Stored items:
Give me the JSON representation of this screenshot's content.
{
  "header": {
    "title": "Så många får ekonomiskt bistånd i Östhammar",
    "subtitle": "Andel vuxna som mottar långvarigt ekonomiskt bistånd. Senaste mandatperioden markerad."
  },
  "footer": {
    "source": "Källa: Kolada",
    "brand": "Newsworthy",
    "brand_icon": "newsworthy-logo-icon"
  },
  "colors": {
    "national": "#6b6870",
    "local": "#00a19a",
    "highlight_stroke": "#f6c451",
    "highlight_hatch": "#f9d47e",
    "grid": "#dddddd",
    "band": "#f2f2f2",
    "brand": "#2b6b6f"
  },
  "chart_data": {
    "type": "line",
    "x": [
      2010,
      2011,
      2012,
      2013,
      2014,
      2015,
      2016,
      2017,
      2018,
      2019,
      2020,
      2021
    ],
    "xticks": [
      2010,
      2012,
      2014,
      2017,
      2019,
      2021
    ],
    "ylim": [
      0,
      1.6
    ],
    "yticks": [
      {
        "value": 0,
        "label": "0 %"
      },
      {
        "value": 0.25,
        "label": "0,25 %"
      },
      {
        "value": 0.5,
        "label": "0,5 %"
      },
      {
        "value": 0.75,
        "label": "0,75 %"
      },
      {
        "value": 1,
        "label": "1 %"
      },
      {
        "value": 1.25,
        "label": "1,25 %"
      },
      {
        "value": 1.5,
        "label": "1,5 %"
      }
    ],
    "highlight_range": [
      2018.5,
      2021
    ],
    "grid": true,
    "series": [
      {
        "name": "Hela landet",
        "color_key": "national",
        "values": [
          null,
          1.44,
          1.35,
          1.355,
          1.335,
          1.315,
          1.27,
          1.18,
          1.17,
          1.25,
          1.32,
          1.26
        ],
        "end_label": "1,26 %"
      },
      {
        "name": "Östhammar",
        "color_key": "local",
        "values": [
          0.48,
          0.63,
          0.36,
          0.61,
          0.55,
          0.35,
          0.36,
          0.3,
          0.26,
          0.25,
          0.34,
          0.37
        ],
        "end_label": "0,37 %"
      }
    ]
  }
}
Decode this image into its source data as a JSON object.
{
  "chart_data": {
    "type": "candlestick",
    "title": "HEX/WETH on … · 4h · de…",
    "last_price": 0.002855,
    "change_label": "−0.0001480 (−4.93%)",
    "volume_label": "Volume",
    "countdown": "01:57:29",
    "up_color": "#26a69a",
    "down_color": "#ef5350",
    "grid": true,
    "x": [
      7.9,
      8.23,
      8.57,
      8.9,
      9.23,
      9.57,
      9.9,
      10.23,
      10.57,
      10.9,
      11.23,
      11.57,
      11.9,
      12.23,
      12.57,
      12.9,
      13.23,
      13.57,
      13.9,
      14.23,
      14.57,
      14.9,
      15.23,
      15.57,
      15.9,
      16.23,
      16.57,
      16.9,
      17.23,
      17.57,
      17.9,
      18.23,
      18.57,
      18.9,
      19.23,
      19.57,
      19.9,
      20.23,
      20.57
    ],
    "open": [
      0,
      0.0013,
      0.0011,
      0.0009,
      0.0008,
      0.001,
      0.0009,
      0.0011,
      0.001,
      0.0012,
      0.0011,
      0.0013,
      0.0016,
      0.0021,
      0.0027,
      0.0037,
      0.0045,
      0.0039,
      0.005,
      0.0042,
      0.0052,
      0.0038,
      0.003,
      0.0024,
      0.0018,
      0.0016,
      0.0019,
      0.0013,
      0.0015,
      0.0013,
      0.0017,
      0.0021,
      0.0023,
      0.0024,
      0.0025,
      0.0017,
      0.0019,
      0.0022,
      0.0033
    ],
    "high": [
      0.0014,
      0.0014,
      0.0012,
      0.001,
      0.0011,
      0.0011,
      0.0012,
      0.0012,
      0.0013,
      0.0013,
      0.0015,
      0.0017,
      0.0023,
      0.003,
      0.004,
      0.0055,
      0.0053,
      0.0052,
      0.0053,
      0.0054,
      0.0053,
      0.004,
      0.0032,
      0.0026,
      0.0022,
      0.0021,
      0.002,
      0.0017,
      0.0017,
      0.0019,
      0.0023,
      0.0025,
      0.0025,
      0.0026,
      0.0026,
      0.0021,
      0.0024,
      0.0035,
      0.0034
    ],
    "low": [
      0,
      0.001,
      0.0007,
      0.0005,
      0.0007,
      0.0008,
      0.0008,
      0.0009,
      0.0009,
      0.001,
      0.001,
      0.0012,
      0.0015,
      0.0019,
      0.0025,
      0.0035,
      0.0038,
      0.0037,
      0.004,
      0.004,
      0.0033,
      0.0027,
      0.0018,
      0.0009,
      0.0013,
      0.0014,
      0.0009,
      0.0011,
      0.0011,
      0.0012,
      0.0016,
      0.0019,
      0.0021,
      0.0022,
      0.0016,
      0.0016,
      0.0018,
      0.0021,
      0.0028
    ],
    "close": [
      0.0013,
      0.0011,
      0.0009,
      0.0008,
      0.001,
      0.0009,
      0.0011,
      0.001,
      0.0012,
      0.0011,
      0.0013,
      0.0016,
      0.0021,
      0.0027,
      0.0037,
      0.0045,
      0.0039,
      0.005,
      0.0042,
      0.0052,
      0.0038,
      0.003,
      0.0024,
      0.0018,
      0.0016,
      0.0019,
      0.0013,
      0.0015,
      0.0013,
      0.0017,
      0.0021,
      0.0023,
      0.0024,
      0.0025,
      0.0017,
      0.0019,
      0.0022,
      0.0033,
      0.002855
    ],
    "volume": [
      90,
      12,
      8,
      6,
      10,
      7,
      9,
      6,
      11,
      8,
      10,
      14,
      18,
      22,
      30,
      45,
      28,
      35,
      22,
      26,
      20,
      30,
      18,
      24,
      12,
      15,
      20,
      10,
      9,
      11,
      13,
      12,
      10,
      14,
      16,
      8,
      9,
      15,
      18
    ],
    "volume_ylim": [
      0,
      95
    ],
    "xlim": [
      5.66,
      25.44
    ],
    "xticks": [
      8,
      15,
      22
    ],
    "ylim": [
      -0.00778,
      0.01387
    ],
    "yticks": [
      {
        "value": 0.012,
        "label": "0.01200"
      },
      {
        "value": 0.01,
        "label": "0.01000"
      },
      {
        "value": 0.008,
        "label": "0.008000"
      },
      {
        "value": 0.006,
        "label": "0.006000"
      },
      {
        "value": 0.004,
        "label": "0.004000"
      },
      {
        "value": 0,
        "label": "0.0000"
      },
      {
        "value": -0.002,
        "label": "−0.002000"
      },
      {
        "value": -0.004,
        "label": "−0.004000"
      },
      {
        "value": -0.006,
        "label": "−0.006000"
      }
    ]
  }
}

**AIM:**
Please reproduce all of the entries exactly as they stand.

**CORRECT OUTPUT:**
Give me the JSON representation of this screenshot's content.
{
  "header": {
    "title": "Så många får ekonomiskt bistånd i Östhammar",
    "subtitle": "Andel vuxna som mottar långvarigt ekonomiskt bistånd. Senaste mandatperioden markerad."
  },
  "footer": {
    "source": "Källa: Kolada",
    "brand": "Newsworthy",
    "brand_icon": "newsworthy-logo-icon"
  },
  "colors": {
    "national": "#6b6870",
    "local": "#00a19a",
    "highlight_stroke": "#f6c451",
    "highlight_hatch": "#f9d47e",
    "grid": "#dddddd",
    "band": "#f2f2f2",
    "brand": "#2b6b6f"
  },
  "chart_data": {
    "type": "line",
    "x": [
      2010,
      2011,
      2012,
      2013,
      2014,
      2015,
      2016,
      2017,
      2018,
      2019,
      2020,
      2021
    ],
    "xticks": [
      2010,
      2012,
      2014,
      2017,
      2019,
      2021
    ],
    "ylim": [
      0,
      1.6
    ],
    "yticks": [
      {
        "value": 0,
        "label": "0 %"
      },
      {
        "value": 0.25,
        "label": "0,25 %"
      },
      {
        "value": 0.5,
        "label": "0,5 %"
      },
      {
        "value": 0.75,
        "label": "0,75 %"
      },
      {
        "value": 1,
        "label": "1 %"
      },
      {
        "value": 1.25,
        "label": "1,25 %"
      },
      {
        "value": 1.5,
        "label": "1,5 %"
      }
    ],
    "highlight_range": [
      2018.5,
      2021
    ],
    "grid": true,
    "series": [
      {
        "name": "Hela landet",
        "color_key": "national",
        "values": [
          null,
          1.44,
          1.35,
          1.355,
          1.335,
          1.315,
          1.27,
          1.18,
          1.17,
          1.25,
          1.32,
          1.26
        ],
        "end_label": "1,26 %"
      },
      {
        "name": "Östhammar",
        "color_key": "local",
        "values": [
          0.48,
          0.63,
          0.36,
          0.61,
          0.55,
          0.35,
          0.36,
          0.3,
          0.26,
          0.25,
          0.34,
          0.37
        ],
        "end_label": "0,37 %"
      }
    ]
  }
}
Decode this image into its source data as a JSON object.
{
  "chart_data": {
    "type": "candlestick",
    "title": "HEX/WETH on … · 4h · de…",
    "last_price": 0.002855,
    "change_label": "−0.0001480 (−4.93%)",
    "volume_label": "Volume",
    "countdown": "01:57:29",
    "up_color": "#26a69a",
    "down_color": "#ef5350",
    "grid": true,
    "x": [
      7.9,
      8.23,
      8.57,
      8.9,
      9.23,
      9.57,
      9.9,
      10.23,
      10.57,
      10.9,
      11.23,
      11.57,
      11.9,
      12.23,
      12.57,
      12.9,
      13.23,
      13.57,
      13.9,
      14.23,
      14.57,
      14.9,
      15.23,
      15.57,
      15.9,
      16.23,
      16.57,
      16.9,
      17.23,
      17.57,
      17.9,
      18.23,
      18.57,
      18.9,
      19.23,
      19.57,
      19.9,
      20.23,
      20.57
    ],
    "open": [
      0,
      0.0013,
      0.0011,
      0.0009,
      0.0008,
      0.001,
      0.0009,
      0.0011,
      0.001,
      0.0012,
      0.0011,
      0.0013,
      0.0016,
      0.0021,
      0.0027,
      0.0037,
      0.0045,
      0.0039,
      0.005,
      0.0042,
      0.0052,
      0.0038,
      0.003,
      0.0024,
      0.0018,
      0.0016,
      0.0019,
      0.0013,
      0.0015,
      0.0013,
      0.0017,
      0.0021,
      0.0023,
      0.0024,
      0.0025,
      0.0017,
      0.0019,
      0.0022,
      0.0033
    ],
    "high": [
      0.0014,
      0.0014,
      0.0012,
      0.001,
      0.0011,
      0.0011,
      0.0012,
      0.0012,
      0.0013,
      0.0013,
      0.0015,
      0.0017,
      0.0023,
      0.003,
      0.004,
      0.0055,
      0.0053,
      0.0052,
      0.0053,
      0.0054,
      0.0053,
      0.004,
      0.0032,
      0.0026,
      0.0022,
      0.0021,
      0.002,
      0.0017,
      0.0017,
      0.0019,
      0.0023,
      0.0025,
      0.0025,
      0.0026,
      0.0026,
      0.0021,
      0.0024,
      0.0035,
      0.0034
    ],
    "low": [
      0,
      0.001,
      0.0007,
      0.0005,
      0.0007,
      0.0008,
      0.0008,
      0.0009,
      0.0009,
      0.001,
      0.001,
      0.0012,
      0.0015,
      0.0019,
      0.0025,
      0.0035,
      0.0038,
      0.0037,
      0.004,
      0.004,
      0.0033,
      0.0027,
      0.0018,
      0.0009,
      0.0013,
      0.0014,
      0.0009,
      0.0011,
      0.0011,
      0.0012,
      0.0016,
      0.0019,
      0.0021,
      0.0022,
      0.0016,
      0.0016,
      0.0018,
      0.0021,
      0.0028
    ],
    "close": [
      0.0013,
      0.0011,
      0.0009,
      0.0008,
      0.001,
      0.0009,
      0.0011,
      0.001,
      0.0012,
      0.0011,
      0.0013,
      0.0016,
      0.0021,
      0.0027,
      0.0037,
      0.0045,
      0.0039,
      0.005,
      0.0042,
      0.0052,
      0.0038,
      0.003,
      0.0024,
      0.0018,
      0.0016,
      0.0019,
      0.0013,
      0.0015,
      0.0013,
      0.0017,
      0.0021,
      0.0023,
      0.0024,
      0.0025,
      0.0017,
      0.0019,
      0.0022,
      0.0033,
      0.002855
    ],
    "volume": [
      90,
      12,
      8,
      6,
      10,
      7,
      9,
      6,
      11,
      8,
      10,
      14,
      18,
      22,
      30,
      45,
      28,
      35,
      22,
      26,
      20,
      30,
      18,
      24,
      12,
      15,
      20,
      10,
      9,
      11,
      13,
      12,
      10,
      14,
      16,
      8,
      9,
      15,
      18
    ],
    "volume_ylim": [
      0,
      95
    ],
    "xlim": [
      5.66,
      25.44
    ],
    "xticks": [
      8,
      15,
      22
    ],
    "ylim": [
      -0.00778,
      0.01387
    ],
    "yticks": [
      {
        "value": 0.012,
        "label": "0.01200"
      },
      {
        "value": 0.01,
        "label": "0.01000"
      },
      {
        "value": 0.008,
        "label": "0.008000"
      },
      {
        "value": 0.006,
        "label": "0.006000"
      },
      {
        "value": 0.004,
        "label": "0.004000"
      },
      {
        "value": 0,
        "label": "0.0000"
      },
      {
        "value": -0.002,
        "label": "−0.002000"
      },
      {
        "value": -0.004,
        "label": "−0.004000"
      },
      {
        "value": -0.006,
        "label": "−0.006000"
      }
    ]
  }
}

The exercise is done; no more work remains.